▸ DIRECTION
Copy out lines with the word "types" from the material that follows.

Entries from a dataset
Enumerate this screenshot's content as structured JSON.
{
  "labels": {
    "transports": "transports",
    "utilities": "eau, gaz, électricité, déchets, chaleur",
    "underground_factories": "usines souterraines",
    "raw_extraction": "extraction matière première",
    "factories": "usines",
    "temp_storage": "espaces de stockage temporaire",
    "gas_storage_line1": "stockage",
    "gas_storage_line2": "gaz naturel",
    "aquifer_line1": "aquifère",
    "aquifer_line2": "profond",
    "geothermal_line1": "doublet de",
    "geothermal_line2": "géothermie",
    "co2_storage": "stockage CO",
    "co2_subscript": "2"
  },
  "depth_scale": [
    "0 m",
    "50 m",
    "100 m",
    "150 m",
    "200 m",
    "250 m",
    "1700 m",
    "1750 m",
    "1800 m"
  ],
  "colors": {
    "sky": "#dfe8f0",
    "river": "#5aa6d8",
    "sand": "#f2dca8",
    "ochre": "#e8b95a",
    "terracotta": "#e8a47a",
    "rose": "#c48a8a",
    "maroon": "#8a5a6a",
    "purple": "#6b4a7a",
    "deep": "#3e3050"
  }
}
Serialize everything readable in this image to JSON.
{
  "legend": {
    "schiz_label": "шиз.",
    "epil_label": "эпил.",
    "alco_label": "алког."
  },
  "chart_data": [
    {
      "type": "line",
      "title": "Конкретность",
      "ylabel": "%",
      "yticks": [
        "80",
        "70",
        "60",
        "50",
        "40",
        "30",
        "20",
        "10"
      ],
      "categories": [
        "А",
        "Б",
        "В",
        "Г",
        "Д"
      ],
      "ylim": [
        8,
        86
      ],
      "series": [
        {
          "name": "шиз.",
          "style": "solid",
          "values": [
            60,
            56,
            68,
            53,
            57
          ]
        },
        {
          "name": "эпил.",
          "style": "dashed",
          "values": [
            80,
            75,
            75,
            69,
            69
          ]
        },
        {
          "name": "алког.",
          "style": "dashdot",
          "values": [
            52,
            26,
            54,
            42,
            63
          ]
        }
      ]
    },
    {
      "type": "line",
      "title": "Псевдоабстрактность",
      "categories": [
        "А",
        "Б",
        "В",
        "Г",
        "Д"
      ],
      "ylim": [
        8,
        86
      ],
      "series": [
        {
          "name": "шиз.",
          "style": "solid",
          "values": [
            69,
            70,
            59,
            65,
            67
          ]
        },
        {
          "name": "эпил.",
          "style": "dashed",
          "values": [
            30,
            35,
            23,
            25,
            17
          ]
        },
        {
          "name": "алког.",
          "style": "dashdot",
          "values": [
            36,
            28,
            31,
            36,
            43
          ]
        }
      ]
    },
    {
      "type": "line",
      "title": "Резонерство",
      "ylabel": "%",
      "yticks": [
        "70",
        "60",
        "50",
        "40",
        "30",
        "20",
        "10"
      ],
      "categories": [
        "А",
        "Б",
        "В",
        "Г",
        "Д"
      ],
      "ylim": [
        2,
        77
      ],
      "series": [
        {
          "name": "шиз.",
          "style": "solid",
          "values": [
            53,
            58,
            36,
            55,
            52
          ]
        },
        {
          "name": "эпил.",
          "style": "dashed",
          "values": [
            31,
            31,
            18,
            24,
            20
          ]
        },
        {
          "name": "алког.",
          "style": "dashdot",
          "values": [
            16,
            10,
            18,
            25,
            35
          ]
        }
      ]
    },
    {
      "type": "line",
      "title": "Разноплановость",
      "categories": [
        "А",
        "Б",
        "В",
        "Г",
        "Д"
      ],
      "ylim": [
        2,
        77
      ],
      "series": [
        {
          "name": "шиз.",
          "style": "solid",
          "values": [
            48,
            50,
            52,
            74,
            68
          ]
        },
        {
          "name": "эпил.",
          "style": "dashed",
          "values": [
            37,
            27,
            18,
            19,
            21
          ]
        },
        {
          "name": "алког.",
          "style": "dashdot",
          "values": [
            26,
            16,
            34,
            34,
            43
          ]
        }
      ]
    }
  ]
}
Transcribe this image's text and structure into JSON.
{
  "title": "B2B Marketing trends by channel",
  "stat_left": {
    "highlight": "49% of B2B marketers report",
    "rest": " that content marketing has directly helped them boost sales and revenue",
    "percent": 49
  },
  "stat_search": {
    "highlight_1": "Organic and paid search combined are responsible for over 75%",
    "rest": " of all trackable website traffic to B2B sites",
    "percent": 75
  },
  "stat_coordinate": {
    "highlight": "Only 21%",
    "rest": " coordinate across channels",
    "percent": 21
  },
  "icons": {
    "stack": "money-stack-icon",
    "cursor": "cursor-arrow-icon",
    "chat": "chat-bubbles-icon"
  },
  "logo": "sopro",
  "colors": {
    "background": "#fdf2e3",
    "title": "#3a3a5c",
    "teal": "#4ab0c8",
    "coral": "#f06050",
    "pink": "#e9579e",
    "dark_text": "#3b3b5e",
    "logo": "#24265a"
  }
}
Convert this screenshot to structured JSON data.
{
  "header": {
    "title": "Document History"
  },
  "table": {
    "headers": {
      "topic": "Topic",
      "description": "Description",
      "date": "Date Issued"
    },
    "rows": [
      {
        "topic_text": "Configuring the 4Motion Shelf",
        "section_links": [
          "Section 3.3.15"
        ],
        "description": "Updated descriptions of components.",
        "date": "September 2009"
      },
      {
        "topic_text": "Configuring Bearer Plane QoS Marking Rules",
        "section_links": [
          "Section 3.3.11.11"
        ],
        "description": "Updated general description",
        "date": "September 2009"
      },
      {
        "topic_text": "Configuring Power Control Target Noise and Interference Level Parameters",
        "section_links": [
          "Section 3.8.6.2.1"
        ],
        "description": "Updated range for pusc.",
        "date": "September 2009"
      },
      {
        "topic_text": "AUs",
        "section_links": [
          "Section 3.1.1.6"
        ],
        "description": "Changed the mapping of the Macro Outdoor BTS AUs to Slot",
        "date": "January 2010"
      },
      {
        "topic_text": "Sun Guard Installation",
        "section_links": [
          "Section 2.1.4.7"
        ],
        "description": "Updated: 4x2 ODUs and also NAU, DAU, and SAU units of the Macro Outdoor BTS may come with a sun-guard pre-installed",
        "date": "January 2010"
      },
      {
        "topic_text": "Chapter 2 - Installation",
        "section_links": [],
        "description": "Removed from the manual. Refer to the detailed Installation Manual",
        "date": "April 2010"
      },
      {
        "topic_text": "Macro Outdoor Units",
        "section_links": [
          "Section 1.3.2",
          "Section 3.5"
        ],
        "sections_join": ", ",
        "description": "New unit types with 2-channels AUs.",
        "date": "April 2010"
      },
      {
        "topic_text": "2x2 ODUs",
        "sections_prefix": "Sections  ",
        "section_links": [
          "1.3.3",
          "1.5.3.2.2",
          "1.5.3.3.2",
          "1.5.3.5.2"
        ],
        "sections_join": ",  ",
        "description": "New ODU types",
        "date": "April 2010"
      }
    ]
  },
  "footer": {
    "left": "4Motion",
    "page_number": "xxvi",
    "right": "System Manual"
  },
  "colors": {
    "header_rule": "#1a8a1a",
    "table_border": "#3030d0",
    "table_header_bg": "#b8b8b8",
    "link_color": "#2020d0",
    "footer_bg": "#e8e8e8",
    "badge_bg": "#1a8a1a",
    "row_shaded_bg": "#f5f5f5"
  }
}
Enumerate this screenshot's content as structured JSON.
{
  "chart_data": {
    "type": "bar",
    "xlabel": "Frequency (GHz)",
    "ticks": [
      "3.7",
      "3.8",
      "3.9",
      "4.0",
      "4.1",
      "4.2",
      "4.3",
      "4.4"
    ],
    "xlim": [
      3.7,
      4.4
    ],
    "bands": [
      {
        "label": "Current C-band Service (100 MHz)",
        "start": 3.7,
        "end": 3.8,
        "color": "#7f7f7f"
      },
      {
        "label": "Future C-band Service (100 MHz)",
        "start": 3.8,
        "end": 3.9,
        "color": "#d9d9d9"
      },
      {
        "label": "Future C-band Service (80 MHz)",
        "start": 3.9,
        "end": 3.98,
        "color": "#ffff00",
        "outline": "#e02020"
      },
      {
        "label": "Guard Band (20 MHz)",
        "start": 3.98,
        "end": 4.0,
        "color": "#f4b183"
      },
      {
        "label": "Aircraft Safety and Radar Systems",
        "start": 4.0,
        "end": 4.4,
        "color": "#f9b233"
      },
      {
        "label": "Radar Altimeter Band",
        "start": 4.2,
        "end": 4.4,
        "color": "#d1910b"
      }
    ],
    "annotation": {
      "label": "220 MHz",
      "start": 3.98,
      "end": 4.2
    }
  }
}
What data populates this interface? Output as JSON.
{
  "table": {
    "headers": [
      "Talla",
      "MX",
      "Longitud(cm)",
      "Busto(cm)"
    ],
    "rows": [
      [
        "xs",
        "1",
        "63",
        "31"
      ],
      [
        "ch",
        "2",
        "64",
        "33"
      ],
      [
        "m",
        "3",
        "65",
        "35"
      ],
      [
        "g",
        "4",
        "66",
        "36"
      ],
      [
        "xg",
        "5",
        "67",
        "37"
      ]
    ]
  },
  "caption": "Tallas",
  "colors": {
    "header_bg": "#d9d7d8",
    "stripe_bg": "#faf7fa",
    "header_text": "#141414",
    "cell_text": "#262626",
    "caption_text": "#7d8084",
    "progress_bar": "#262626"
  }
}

▸ EXERCISE OUTPUT
        "description": "New unit types with 2-channels AUs.",
        "description": "New ODU types",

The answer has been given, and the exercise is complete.